# Microsoft Office Application Help - Excel Help forum > Excel Charting & Pivots >  > [SOLVED] Pivot Sort Not Working as Expected

## johnh4

I am not able to sort the pivot table by a date field (Finish Date).  

I have tried:
1) click the column and select SORT (oldest to newest)
2) Added the date column to the VAlues (as a number), Click it and selected Sort
3) Added a new column that is the same for all rows,  and then selected --> Sort --> More Sort Options --> Ascending by Finish Date

None of these worked for me.  I know I am missing something basic.  

I attached a simplified version (with slicer).  

Any help would be appreciated !

Thank you,
John

----------


## CK76

PivotTable child Row Field will only sort within context of it's parent.

Since each Finish Date has it's own parent (start date, and intern Deliverable Leader). Sort operation on Finish Date will not work.

To sort entire table based on Finish Date. You either need to move Finish Date to top of Row Field or above Start Date.

----------


## johnh4

Thank you !

That would explain why I cannot get this to work.

============

▶ [WRITTEN REQUEST A]
Gather every row below that contains the string "break", treating uppercase and lowercase letters as distinct.

============

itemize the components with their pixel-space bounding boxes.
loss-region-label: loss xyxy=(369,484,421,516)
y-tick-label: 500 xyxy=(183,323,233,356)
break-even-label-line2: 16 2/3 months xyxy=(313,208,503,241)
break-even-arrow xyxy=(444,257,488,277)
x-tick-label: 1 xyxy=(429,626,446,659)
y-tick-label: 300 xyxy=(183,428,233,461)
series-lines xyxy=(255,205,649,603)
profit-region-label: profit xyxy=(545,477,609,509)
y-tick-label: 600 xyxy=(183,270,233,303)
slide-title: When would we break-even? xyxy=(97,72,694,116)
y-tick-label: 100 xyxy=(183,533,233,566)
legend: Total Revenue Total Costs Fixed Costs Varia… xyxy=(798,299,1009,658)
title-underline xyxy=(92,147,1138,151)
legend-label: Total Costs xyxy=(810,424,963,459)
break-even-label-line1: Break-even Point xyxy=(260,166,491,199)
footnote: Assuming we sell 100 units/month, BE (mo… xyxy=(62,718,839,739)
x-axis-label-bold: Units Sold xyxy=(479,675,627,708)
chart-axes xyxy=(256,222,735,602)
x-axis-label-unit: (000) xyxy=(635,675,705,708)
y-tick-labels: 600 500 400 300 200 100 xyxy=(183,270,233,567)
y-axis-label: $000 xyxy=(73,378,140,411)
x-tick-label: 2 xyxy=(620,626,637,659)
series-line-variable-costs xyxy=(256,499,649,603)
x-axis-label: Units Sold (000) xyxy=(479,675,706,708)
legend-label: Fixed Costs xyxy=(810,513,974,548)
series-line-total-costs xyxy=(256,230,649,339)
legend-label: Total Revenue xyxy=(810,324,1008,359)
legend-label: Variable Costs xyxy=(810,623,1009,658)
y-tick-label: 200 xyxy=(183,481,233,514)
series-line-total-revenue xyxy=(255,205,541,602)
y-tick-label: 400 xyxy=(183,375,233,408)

============

▶ [WRITTEN REQUEST B]
Carry the forum thread on sorting a pivot table by date forward from its last post.

▶ [WRITTEN RESPONSE A]
break-even-label-line2: 16 2/3 months xyxy=(313,208,503,241)
break-even-arrow xyxy=(444,257,488,277)
slide-title: When would we break-even? xyxy=(97,72,694,116)
break-even-label-line1: Break-even Point xyxy=(260,166,491,199)

▶ [WRITTEN RESPONSE B]
So, if I want to keep the same layout, I could add another column to the raw data, label it "Finish Date Sortable".  Put a formula in this new column (=Finish Date ), then drag this new "finish date sortable" field into the pivot as the first row, sort it, then hide the column.  Not super great, but it gets the job done.

I tried a calculated column, but it looks like calculated columns only work with values.

Thank you again !

----------


## sandy666

you can try to play with Sort data in a PivotTable with sort by values in selected column

----------


## johnh4

Thank you sandy

----------


## sandy666

You are welcome  :Smilie:

----------


## elham.kh88

Hi there,

I have pivot table sorting problem. I am trying to sort descending the Market value which is in "Values" field which doesn't work. I am trying to sort asset from largest to smallest. I tried to put the market value in row field but It didn't work.

I really appreciate your help!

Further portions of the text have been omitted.